»»

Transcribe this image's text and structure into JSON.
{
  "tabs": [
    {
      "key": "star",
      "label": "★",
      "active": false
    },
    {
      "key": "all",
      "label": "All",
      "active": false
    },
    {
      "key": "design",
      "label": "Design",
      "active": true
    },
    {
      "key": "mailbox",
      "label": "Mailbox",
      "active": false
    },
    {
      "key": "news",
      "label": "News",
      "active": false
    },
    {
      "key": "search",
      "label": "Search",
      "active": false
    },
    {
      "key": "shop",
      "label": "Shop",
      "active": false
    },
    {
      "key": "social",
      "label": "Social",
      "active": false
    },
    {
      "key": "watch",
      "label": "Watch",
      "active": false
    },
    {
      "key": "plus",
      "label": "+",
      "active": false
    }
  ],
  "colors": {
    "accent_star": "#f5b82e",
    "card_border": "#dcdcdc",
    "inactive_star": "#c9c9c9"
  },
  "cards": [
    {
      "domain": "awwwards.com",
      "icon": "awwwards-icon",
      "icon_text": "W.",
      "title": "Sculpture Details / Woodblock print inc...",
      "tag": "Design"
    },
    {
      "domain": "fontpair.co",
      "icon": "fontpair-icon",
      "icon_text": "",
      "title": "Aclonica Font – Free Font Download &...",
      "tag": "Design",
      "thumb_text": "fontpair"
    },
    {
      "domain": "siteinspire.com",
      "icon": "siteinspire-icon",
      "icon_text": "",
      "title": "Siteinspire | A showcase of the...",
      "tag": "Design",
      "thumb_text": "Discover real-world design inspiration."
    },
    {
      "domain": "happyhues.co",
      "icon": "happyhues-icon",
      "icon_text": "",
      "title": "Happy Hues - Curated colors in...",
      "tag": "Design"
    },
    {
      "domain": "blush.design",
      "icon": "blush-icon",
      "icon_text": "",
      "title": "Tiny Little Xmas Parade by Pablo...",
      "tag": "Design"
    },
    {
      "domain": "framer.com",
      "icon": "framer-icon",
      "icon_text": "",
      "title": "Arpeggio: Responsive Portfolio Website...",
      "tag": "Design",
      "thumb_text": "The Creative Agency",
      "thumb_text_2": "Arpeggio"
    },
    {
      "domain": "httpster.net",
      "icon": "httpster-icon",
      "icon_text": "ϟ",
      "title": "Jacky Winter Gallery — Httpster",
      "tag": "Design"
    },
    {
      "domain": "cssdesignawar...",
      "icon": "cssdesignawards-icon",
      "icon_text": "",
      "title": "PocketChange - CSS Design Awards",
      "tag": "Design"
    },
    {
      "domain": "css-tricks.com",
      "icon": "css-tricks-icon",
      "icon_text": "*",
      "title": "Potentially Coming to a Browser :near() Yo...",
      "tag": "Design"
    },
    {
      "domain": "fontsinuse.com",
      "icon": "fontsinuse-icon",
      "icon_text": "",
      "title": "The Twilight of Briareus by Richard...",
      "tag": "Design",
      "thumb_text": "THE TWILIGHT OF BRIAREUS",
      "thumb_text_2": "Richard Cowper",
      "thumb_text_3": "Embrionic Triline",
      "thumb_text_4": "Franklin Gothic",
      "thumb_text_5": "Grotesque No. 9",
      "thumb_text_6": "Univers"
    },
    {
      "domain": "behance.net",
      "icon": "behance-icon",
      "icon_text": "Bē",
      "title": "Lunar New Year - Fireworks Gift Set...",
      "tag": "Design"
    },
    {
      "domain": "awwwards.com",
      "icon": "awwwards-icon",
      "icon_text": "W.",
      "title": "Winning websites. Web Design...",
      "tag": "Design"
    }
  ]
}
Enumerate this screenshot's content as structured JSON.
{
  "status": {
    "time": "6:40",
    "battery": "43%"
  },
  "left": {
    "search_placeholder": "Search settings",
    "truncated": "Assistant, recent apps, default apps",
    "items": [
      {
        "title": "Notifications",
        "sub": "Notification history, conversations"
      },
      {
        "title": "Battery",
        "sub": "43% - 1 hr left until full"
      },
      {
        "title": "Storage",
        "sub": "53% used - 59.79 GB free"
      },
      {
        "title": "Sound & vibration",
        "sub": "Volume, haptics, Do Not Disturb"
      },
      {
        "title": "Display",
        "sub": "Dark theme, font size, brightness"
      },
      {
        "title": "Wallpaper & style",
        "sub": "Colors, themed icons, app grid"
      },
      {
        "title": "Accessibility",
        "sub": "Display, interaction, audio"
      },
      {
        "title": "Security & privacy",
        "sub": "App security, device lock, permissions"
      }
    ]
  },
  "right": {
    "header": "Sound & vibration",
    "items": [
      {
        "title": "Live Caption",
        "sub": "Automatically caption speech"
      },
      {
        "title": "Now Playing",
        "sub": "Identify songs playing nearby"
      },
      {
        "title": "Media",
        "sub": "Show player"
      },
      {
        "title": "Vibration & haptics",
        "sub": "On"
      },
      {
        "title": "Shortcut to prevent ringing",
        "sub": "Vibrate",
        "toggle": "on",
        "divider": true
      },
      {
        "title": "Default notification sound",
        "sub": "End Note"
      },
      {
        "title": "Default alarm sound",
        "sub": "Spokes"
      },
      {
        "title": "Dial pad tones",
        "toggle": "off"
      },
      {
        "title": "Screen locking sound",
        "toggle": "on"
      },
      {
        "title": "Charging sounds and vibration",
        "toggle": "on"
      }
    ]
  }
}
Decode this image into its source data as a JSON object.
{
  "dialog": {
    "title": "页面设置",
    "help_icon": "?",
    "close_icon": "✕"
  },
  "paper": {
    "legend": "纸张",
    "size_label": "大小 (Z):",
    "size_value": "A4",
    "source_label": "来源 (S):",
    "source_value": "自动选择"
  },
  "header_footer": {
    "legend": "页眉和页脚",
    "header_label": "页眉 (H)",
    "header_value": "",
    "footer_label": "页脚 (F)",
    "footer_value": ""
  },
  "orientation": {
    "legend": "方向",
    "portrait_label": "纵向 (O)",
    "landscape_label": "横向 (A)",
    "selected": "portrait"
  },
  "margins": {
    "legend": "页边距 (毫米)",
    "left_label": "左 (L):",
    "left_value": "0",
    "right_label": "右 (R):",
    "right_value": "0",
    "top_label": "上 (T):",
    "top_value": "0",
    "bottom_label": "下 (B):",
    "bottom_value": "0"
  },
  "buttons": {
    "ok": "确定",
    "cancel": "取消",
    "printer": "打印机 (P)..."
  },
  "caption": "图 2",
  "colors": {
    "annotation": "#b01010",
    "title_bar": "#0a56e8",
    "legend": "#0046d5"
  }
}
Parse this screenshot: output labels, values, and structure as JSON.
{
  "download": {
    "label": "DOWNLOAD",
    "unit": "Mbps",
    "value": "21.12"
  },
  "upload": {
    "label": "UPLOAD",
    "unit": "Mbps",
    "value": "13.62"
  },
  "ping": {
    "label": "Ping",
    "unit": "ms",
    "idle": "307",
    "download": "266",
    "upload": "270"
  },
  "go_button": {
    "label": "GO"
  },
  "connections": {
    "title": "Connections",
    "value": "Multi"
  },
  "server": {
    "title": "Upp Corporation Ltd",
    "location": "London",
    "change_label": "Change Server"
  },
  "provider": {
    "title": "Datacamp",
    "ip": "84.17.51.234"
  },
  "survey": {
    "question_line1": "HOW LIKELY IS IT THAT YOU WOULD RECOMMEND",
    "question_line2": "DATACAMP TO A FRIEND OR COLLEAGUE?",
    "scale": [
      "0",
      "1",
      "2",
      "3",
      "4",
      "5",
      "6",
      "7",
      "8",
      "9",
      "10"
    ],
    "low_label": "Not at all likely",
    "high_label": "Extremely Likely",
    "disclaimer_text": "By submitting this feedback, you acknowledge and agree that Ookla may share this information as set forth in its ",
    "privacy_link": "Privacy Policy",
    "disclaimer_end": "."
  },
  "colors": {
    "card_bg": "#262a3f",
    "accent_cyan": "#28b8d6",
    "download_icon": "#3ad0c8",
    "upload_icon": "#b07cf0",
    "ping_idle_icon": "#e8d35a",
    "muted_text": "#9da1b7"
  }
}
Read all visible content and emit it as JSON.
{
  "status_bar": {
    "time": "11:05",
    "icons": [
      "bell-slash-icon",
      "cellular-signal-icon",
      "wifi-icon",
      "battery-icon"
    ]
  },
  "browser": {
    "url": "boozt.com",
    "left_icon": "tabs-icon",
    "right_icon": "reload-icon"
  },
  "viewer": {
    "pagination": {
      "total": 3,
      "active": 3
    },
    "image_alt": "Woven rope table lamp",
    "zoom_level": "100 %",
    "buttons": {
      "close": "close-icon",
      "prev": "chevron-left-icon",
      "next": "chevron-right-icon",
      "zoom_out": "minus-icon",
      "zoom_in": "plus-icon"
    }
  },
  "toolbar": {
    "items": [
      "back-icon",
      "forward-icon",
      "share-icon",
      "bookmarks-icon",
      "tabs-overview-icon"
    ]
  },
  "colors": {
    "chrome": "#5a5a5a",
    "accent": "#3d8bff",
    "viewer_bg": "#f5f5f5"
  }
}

««

• **Problem description**
Pull out every line holding "icons" from the records above, and copy it.

• **Result of this task**
        "sub": "Colors, themed icons, app grid"
    "icons": [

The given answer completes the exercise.